▶ DIRECTIVE
Each line of the material below that holds the word "screenshot" needs to be copied.
--- STORED DATA ---
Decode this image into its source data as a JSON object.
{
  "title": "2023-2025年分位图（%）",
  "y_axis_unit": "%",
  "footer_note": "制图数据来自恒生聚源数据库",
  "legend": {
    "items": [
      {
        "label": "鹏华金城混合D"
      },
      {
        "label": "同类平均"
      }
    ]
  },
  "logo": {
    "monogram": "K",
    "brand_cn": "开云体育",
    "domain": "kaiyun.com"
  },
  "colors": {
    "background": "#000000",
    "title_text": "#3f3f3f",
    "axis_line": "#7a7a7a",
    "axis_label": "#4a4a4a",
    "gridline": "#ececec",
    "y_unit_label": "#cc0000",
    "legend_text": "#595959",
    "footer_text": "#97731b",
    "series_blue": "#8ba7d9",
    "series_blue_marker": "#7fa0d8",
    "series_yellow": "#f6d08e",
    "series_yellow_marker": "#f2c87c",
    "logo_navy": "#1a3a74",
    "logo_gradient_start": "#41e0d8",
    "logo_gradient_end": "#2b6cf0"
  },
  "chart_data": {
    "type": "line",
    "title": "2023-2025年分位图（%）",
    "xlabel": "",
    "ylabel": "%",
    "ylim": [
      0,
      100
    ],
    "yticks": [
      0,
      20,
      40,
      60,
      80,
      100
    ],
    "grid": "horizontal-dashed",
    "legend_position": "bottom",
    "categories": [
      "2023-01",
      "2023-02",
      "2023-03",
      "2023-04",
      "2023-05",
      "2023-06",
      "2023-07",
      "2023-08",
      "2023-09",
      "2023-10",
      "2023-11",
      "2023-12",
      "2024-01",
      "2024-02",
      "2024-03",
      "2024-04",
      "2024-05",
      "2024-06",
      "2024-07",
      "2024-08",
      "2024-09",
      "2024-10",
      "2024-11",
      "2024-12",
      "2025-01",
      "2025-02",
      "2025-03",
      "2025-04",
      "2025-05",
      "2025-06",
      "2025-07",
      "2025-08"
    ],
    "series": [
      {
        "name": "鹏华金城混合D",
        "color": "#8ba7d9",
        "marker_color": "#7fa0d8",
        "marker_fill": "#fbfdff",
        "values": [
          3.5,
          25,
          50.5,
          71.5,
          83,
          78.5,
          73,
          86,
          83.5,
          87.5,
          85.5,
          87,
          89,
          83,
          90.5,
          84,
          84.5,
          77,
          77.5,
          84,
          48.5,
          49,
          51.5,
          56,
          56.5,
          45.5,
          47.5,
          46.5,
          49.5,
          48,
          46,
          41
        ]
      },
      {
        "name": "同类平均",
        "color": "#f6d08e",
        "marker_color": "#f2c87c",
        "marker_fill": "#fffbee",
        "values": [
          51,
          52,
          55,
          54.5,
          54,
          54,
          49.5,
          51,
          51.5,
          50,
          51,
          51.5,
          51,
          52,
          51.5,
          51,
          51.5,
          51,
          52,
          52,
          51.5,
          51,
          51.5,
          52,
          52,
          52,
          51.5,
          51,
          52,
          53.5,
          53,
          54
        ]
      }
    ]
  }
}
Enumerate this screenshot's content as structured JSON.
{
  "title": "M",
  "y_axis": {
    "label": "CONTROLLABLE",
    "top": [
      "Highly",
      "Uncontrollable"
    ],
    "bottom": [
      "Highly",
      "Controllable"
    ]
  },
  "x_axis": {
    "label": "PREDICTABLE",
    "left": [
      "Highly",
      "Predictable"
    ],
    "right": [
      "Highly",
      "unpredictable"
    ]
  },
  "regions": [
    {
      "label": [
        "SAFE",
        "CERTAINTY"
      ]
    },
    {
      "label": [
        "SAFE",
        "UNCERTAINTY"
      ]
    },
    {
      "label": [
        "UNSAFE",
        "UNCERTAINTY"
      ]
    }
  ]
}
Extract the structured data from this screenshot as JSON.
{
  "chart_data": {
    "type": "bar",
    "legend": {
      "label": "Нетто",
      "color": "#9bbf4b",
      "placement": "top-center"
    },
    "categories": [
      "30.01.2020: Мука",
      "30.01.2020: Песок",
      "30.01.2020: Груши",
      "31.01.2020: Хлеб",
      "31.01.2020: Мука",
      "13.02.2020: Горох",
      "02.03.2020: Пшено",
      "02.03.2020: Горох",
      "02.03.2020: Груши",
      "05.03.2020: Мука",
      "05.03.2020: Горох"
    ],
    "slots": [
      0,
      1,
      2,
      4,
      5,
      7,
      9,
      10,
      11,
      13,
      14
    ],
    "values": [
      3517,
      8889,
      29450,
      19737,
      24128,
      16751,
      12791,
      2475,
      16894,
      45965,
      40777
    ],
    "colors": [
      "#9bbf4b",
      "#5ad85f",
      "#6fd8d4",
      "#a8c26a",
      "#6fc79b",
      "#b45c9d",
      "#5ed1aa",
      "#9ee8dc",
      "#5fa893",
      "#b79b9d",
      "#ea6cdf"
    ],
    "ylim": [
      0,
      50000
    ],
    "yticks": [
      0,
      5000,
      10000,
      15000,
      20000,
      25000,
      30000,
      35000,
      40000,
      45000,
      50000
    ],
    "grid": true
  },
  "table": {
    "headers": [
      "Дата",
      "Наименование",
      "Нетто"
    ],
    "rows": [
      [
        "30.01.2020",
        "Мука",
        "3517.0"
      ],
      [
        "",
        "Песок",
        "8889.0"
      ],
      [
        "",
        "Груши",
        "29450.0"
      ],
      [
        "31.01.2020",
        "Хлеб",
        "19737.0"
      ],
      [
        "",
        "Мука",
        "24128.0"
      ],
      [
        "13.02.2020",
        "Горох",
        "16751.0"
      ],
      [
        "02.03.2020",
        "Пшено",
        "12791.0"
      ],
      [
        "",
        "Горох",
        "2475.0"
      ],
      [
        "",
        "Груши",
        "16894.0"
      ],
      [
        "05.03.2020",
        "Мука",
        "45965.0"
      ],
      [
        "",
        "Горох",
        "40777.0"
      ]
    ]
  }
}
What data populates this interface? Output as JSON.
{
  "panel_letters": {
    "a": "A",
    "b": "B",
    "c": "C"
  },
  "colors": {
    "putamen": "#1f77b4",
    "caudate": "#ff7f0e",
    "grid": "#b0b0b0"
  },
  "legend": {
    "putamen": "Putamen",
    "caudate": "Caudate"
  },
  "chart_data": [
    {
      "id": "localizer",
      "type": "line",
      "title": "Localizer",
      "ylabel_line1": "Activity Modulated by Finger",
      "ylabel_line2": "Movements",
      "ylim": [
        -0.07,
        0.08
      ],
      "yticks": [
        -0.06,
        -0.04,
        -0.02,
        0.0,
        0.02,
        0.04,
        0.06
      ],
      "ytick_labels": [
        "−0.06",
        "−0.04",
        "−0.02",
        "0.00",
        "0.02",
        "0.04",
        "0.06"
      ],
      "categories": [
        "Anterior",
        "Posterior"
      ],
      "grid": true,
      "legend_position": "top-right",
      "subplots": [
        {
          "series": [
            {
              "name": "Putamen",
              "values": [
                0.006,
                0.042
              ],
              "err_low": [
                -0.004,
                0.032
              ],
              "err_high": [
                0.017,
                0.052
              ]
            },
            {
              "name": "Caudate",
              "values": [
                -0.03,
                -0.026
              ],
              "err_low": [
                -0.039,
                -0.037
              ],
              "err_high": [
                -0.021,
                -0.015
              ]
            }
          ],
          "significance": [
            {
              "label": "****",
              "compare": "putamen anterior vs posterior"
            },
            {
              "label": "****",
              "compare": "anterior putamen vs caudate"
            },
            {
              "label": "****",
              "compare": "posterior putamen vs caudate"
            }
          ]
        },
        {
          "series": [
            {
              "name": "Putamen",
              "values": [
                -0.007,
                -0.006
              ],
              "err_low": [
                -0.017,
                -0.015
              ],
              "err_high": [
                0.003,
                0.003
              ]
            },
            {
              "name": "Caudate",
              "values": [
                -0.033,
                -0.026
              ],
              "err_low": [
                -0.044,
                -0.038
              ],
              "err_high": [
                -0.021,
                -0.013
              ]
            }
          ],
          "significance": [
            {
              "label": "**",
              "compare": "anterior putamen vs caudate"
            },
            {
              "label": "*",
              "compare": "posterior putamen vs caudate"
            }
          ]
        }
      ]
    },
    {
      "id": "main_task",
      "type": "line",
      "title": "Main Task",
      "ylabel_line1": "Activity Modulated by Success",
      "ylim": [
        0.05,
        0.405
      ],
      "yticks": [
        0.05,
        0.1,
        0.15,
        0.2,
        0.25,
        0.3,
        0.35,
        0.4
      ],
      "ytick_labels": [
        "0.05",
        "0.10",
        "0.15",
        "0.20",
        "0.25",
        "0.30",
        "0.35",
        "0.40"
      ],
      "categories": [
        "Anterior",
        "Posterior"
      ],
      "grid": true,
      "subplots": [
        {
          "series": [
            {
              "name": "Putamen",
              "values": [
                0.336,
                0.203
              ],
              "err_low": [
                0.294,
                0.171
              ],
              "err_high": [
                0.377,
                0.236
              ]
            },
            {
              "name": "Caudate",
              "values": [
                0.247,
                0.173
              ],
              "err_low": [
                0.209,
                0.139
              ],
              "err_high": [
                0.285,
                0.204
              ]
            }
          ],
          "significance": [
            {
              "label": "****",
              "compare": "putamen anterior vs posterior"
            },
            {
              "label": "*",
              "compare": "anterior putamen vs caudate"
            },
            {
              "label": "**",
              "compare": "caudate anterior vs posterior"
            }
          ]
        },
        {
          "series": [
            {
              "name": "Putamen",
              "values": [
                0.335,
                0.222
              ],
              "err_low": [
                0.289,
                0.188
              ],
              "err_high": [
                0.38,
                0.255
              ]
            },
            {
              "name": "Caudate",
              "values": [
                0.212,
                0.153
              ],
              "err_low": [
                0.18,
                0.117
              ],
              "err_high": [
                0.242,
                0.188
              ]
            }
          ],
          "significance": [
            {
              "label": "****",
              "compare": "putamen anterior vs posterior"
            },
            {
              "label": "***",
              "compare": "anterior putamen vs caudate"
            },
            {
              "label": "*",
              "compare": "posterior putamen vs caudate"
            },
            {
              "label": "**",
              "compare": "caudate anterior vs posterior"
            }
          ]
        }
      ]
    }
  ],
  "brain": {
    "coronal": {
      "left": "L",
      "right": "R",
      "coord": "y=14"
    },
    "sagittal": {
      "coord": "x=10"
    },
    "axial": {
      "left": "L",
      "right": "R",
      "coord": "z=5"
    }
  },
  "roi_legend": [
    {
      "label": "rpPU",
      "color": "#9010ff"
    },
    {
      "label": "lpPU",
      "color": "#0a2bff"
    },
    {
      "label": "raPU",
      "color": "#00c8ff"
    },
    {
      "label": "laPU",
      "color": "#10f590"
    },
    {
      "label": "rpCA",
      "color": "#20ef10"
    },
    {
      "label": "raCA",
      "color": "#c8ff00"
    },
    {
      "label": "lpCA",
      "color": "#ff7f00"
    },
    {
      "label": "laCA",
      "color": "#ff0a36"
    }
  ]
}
---
▶ EXERCISE RESPONSE
Enumerate this screenshot's content as structured JSON.
Extract the structured data from this screenshot as JSON.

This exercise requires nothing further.